__Problem statement__. Go through the records and show each line where the word "image" occurs.

__Input material__.
○ ○ ○ ○ ○
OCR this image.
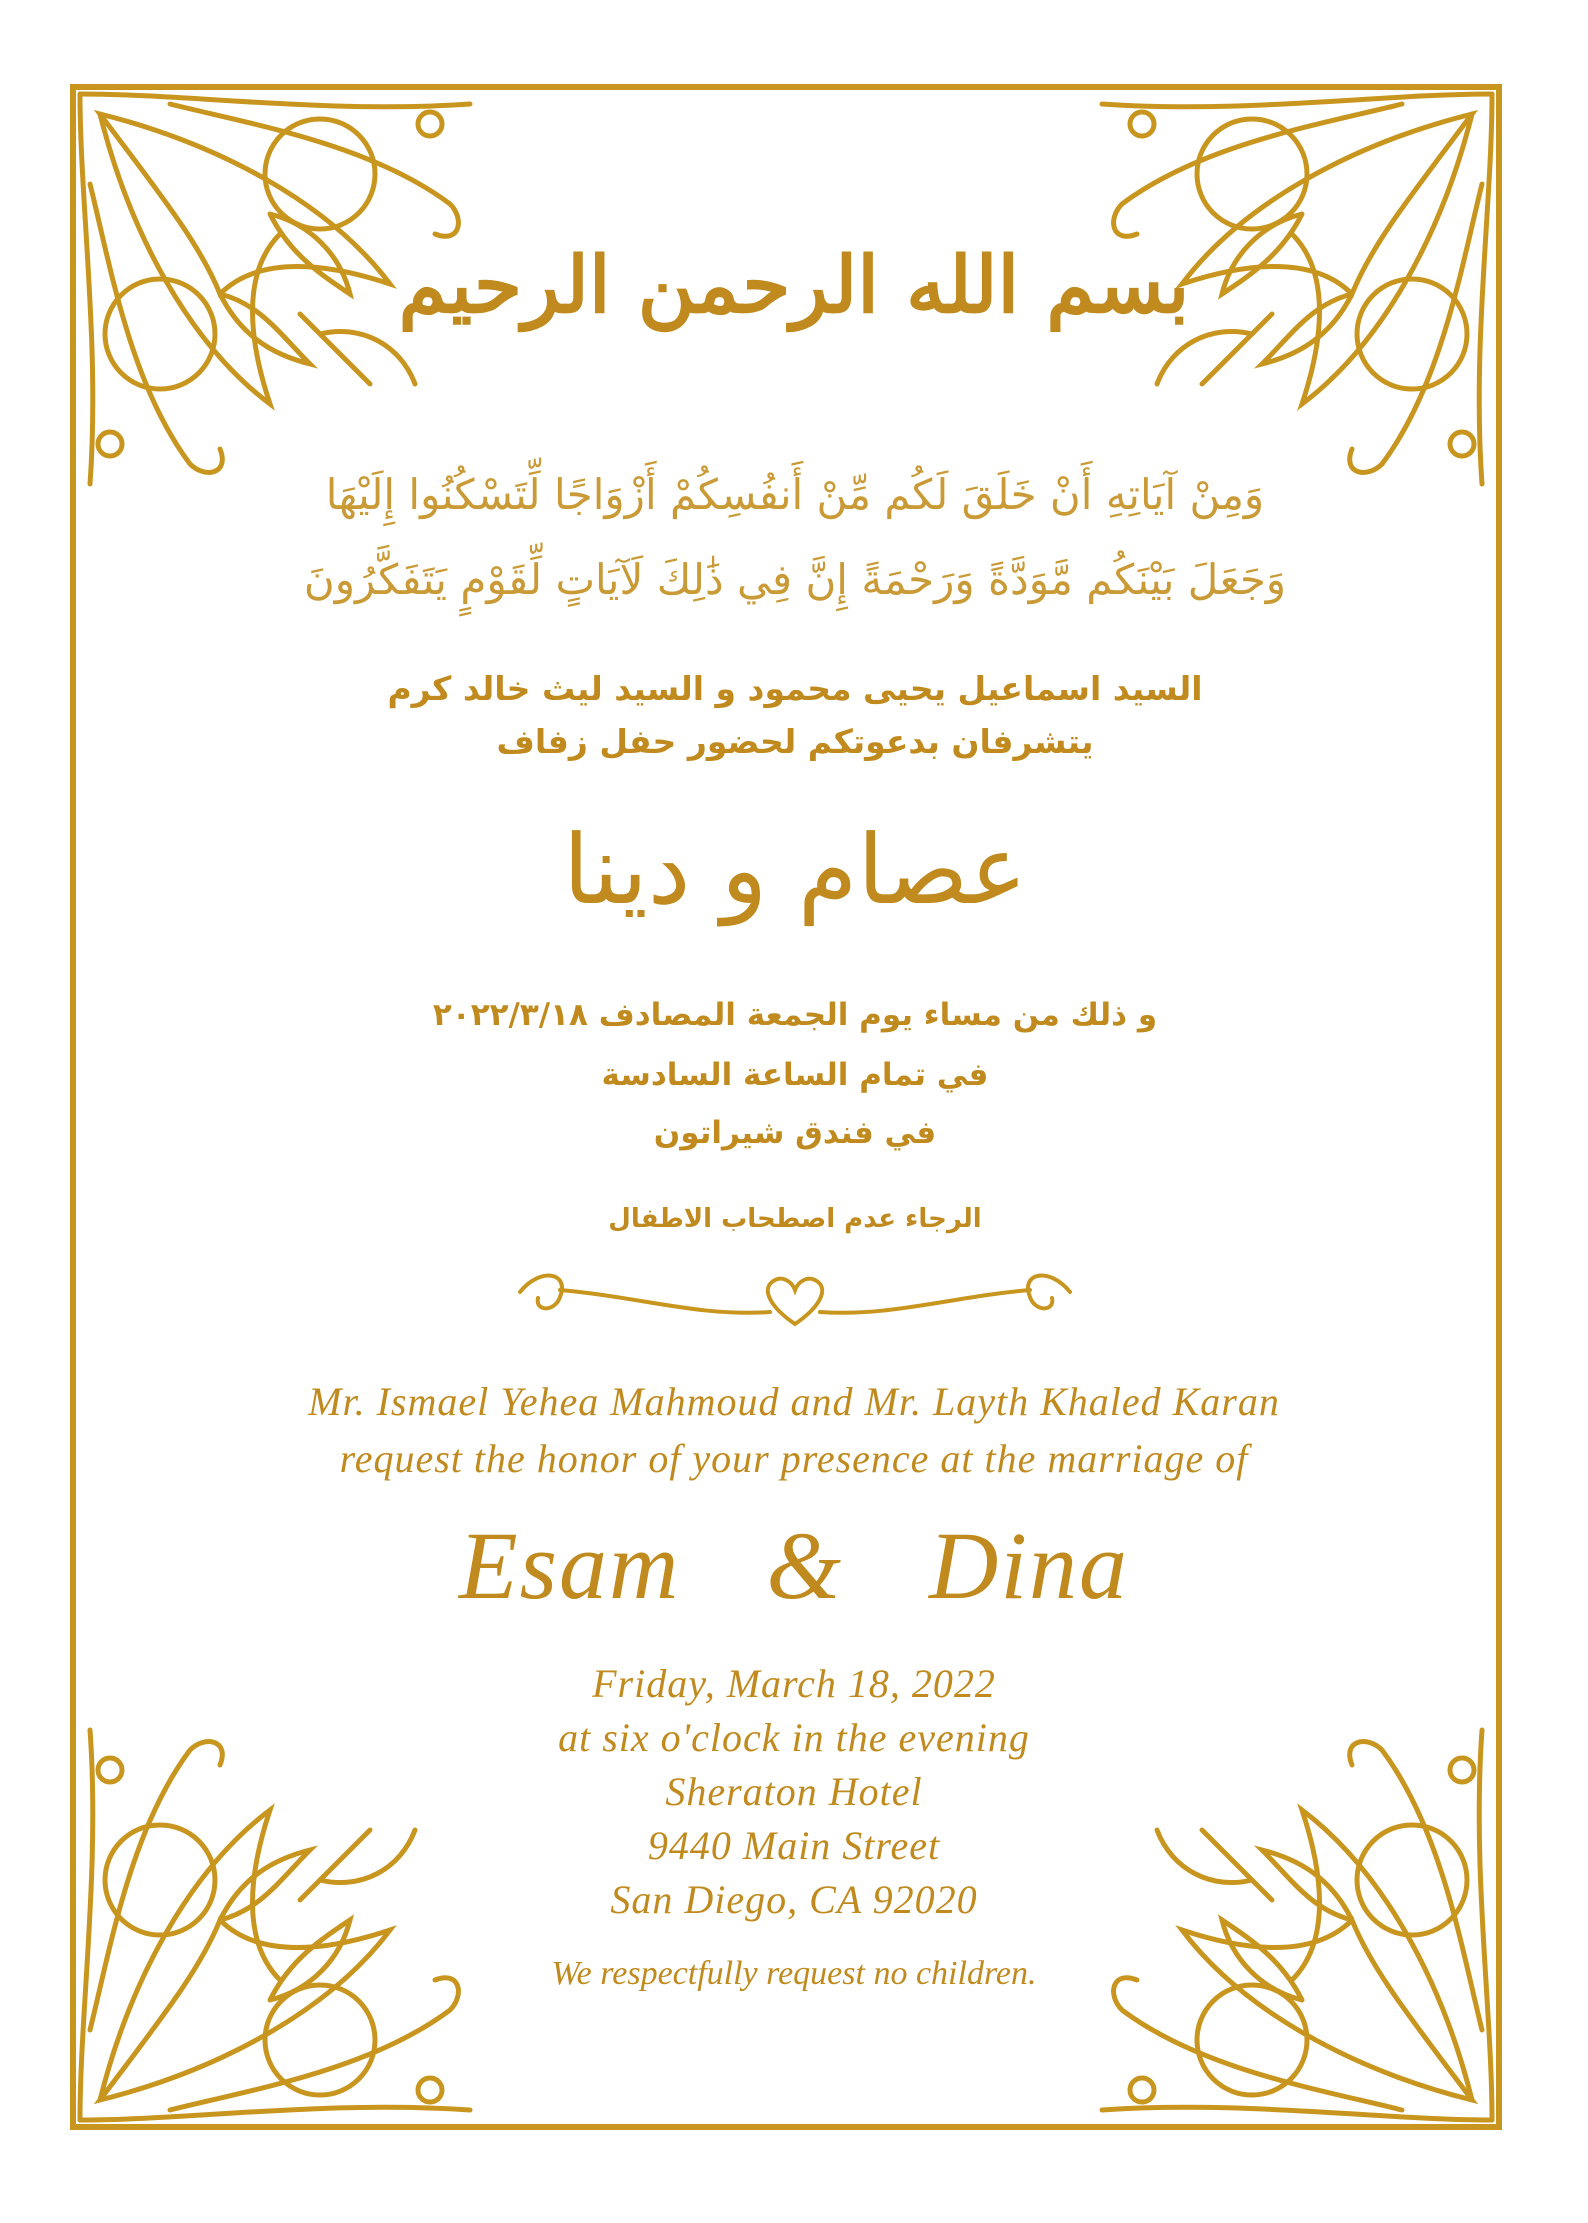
بسم الله الرحمن الرحيم
وَمِنْ آيَاتِهِ أَنْ خَلَقَ لَكُم مِّنْ أَنفُسِكُمْ أَزْوَاجًا لِّتَسْكُنُوا إِلَيْهَا
وَجَعَلَ بَيْنَكُم مَّوَدَّةً وَرَحْمَةً إِنَّ فِي ذَٰلِكَ لَآيَاتٍ لِّقَوْمٍ يَتَفَكَّرُونَ
السيد اسماعيل يحيى محمود و السيد ليث خالد كرم
يتشرفان بدعوتكم لحضور حفل زفاف
عصام و دينا
و ذلك من مساء يوم الجمعة المصادف ٢٠٢٢/٣/١٨
في تمام الساعة السادسة
في فندق شيراتون
الرجاء عدم اصطحاب الاطفال
Mr. Ismael Yehea Mahmoud and Mr. Layth Khaled Karan
request the honor of your presence at the marriage of
Esam & Dina
Friday, March 18, 2022
at six o'clock in the evening
Sheraton Hotel
9440 Main Street
San Diego, CA 92020
We respectfully request no children.
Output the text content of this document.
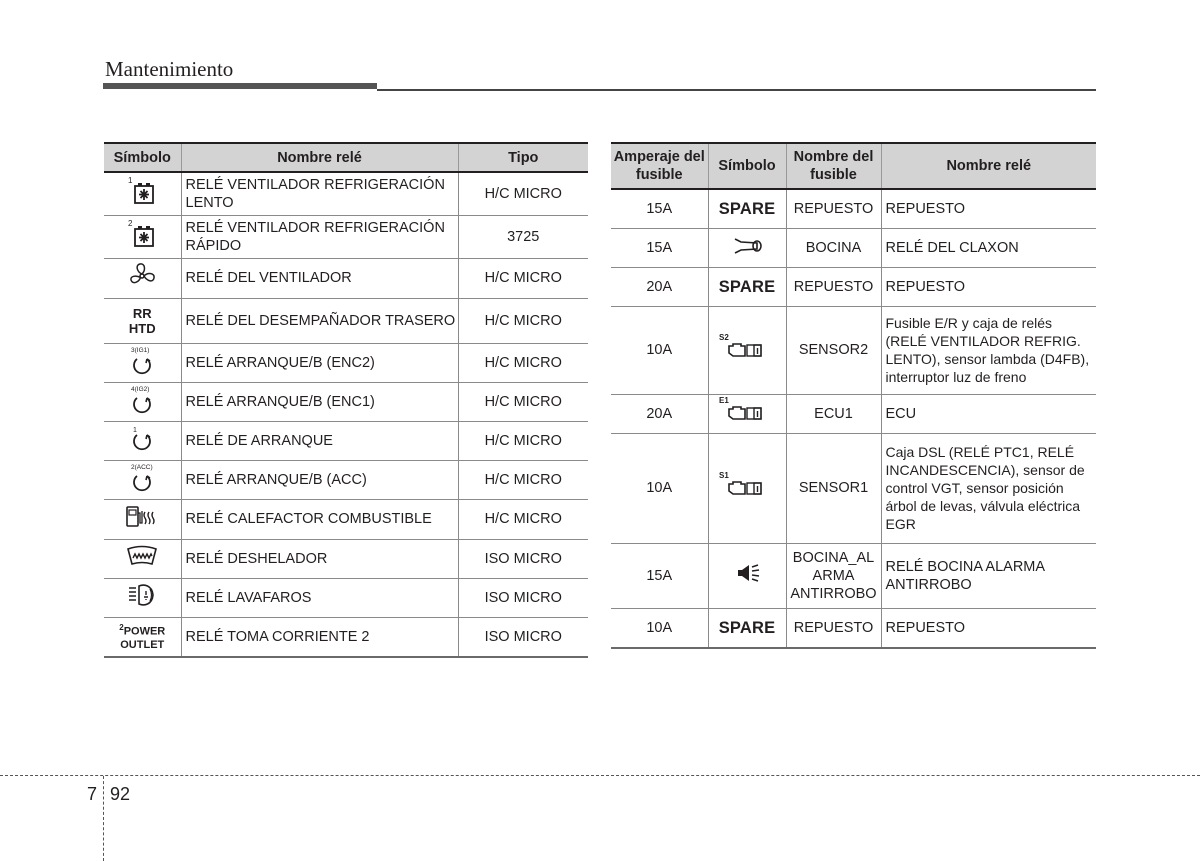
Mantenimiento
Símbolo	Nombre relé	Tipo

1	RELÉ VENTILADOR REFRIGERACIÓN LENTO	H/C MICRO

2	RELÉ VENTILADOR REFRIGERACIÓN RÁPIDO	3725

	RELÉ DEL VENTILADOR	H/C MICRO

RR
HTD	RELÉ DEL DESEMPAÑADOR TRASERO	H/C MICRO

3(IG1)	RELÉ ARRANQUE/B (ENC2)	H/C MICRO

4(IG2)	RELÉ ARRANQUE/B (ENC1)	H/C MICRO

1	RELÉ DE ARRANQUE	H/C MICRO

2(ACC)	RELÉ ARRANQUE/B (ACC)	H/C MICRO

	RELÉ CALEFACTOR COMBUSTIBLE	H/C MICRO

	RELÉ DESHELADOR	ISO MICRO

	RELÉ LAVAFAROS	ISO MICRO

$^2$POWER
OUTLET	RELÉ TOMA CORRIENTE 2	ISO MICRO
Amperaje del fusible	Símbolo	Nombre del fusible	Nombre relé
15A	SPARE	REPUESTO	REPUESTO
15A		BOCINA	RELÉ DEL CLAXON
20A	SPARE	REPUESTO	REPUESTO
10A	S2	SENSOR2	Fusible E/R y caja de relés (RELÉ VENTILADOR REFRIG. LENTO), sensor lambda (D4FB), interruptor luz de freno
20A	E1	ECU1	ECU
10A	S1	SENSOR1	Caja DSL (RELÉ PTC1, RELÉ INCANDESCENCIA), sensor de control VGT, sensor posición árbol de levas, válvula eléctrica EGR
15A		BOCINA_AL
ARMA
ANTIRROBO	RELÉ BOCINA ALARMA ANTIRROBO
10A	SPARE	REPUESTO	REPUESTO
7 92
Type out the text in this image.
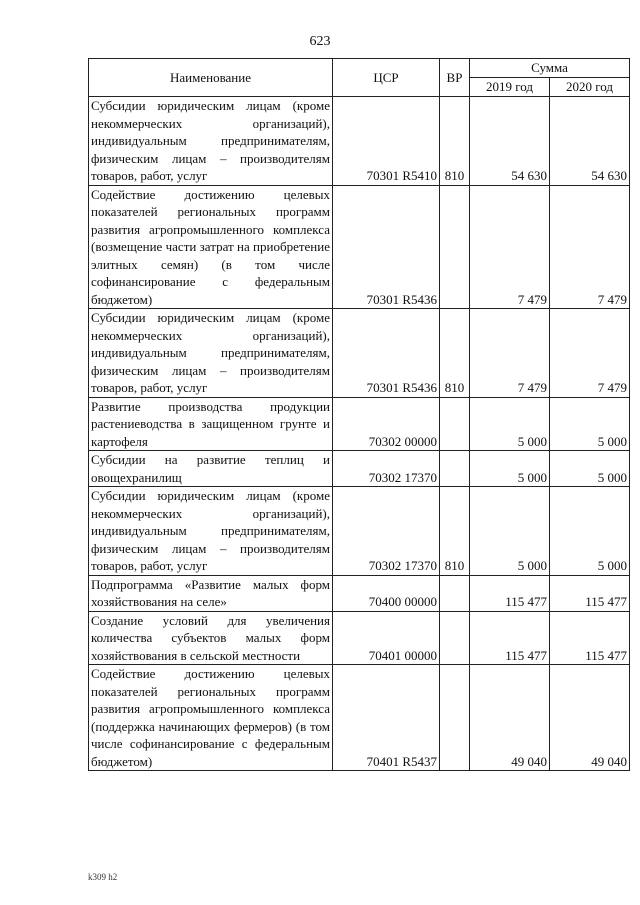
623
Наименование	ЦСР	ВР	Сумма	
			2019 год	2020 год
Субсидии юридическим лицам (кроме некоммерческих организаций), индивидуальным предпринимателям, физическим лицам – производителям товаров, работ, услуг	70301 R5410	810	54 630	54 630
Содействие достижению целевых показателей региональных программ развития агропромышленного комплекса (возмещение части затрат на приобретение элитных семян) (в том числе софинансирование с федеральным бюджетом)	70301 R5436		7 479	7 479
Субсидии юридическим лицам (кроме некоммерческих организаций), индивидуальным предпринимателям, физическим лицам – производителям товаров, работ, услуг	70301 R5436	810	7 479	7 479
Развитие производства продукции растениеводства в защищенном грунте и картофеля	70302 00000		5 000	5 000
Субсидии на развитие теплиц и овощехранилищ	70302 17370		5 000	5 000
Субсидии юридическим лицам (кроме некоммерческих организаций), индивидуальным предпринимателям, физическим лицам – производителям товаров, работ, услуг	70302 17370	810	5 000	5 000
Подпрограмма «Развитие малых форм хозяйствования на селе»	70400 00000		115 477	115 477
Создание условий для увеличения количества субъектов малых форм хозяйствования в сельской местности	70401 00000		115 477	115 477
Содействие достижению целевых показателей региональных программ развития агропромышленного комплекса (поддержка начинающих фермеров) (в том числе софинансирование с федеральным бюджетом)	70401 R5437		49 040	49 040
k309 h2
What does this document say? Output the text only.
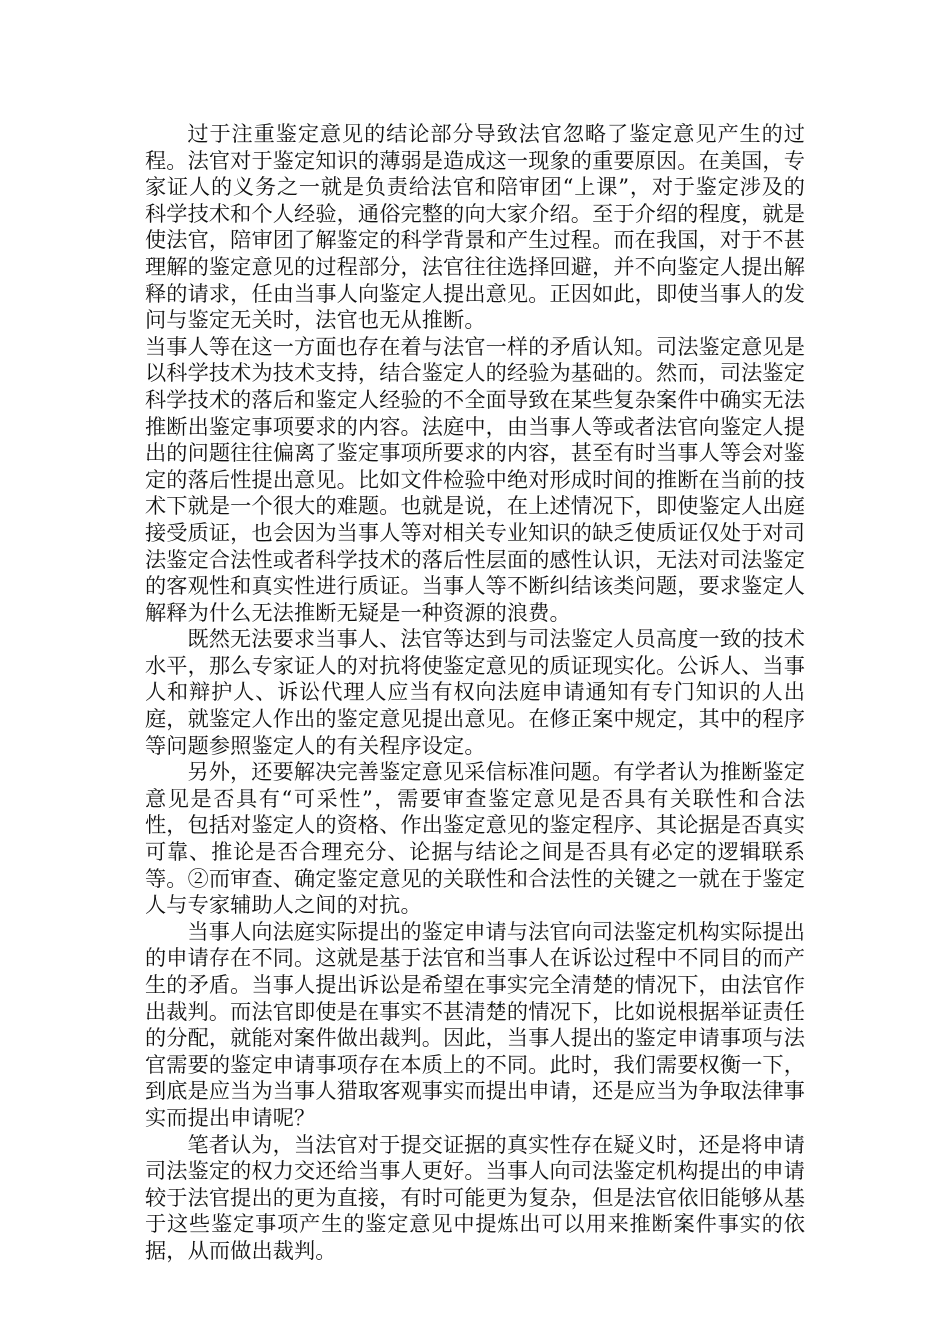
过于注重鉴定意见的结论部分导致法官忽略了鉴定意见产生的过程。法官对于鉴定知识的薄弱是造成这一现象的重要原因。在美国，专家证人的义务之一就是负责给法官和陪审团“上课”，对于鉴定涉及的科学技术和个人经验，通俗完整的向大家介绍。至于介绍的程度，就是使法官，陪审团了解鉴定的科学背景和产生过程。而在我国，对于不甚理解的鉴定意见的过程部分，法官往往选择回避，并不向鉴定人提出解释的请求，任由当事人向鉴定人提出意见。正因如此，即使当事人的发问与鉴定无关时，法官也无从推断。

当事人等在这一方面也存在着与法官一样的矛盾认知。司法鉴定意见是以科学技术为技术支持，结合鉴定人的经验为基础的。然而，司法鉴定科学技术的落后和鉴定人经验的不全面导致在某些复杂案件中确实无法推断出鉴定事项要求的内容。法庭中，由当事人等或者法官向鉴定人提出的问题往往偏离了鉴定事项所要求的内容，甚至有时当事人等会对鉴定的落后性提出意见。比如文件检验中绝对形成时间的推断在当前的技术下就是一个很大的难题。也就是说，在上述情况下，即使鉴定人出庭接受质证，也会因为当事人等对相关专业知识的缺乏使质证仅处于对司法鉴定合法性或者科学技术的落后性层面的感性认识，无法对司法鉴定的客观性和真实性进行质证。当事人等不断纠结该类问题，要求鉴定人解释为什么无法推断无疑是一种资源的浪费。

既然无法要求当事人、法官等达到与司法鉴定人员高度一致的技术水平，那么专家证人的对抗将使鉴定意见的质证现实化。公诉人、当事人和辩护人、诉讼代理人应当有权向法庭申请通知有专门知识的人出庭，就鉴定人作出的鉴定意见提出意见。在修正案中规定，其中的程序等问题参照鉴定人的有关程序设定。

另外，还要解决完善鉴定意见采信标准问题。有学者认为推断鉴定意见是否具有“可采性”，需要审查鉴定意见是否具有关联性和合法性，包括对鉴定人的资格、作出鉴定意见的鉴定程序、其论据是否真实可靠、推论是否合理充分、论据与结论之间是否具有必定的逻辑联系等。②而审查、确定鉴定意见的关联性和合法性的关键之一就在于鉴定人与专家辅助人之间的对抗。

当事人向法庭实际提出的鉴定申请与法官向司法鉴定机构实际提出的申请存在不同。这就是基于法官和当事人在诉讼过程中不同目的而产生的矛盾。当事人提出诉讼是希望在事实完全清楚的情况下，由法官作出裁判。而法官即使是在事实不甚清楚的情况下，比如说根据举证责任的分配，就能对案件做出裁判。因此，当事人提出的鉴定申请事项与法官需要的鉴定申请事项存在本质上的不同。此时，我们需要权衡一下，到底是应当为当事人猎取客观事实而提出申请，还是应当为争取法律事实而提出申请呢？

笔者认为，当法官对于提交证据的真实性存在疑义时，还是将申请司法鉴定的权力交还给当事人更好。当事人向司法鉴定机构提出的申请较于法官提出的更为直接，有时可能更为复杂，但是法官依旧能够从基于这些鉴定事项产生的鉴定意见中提炼出可以用来推断案件事实的依据，从而做出裁判。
○ ○ ○ ○ ○
__Answer to the exercise__.
OCR this image.
Type out the text in this image.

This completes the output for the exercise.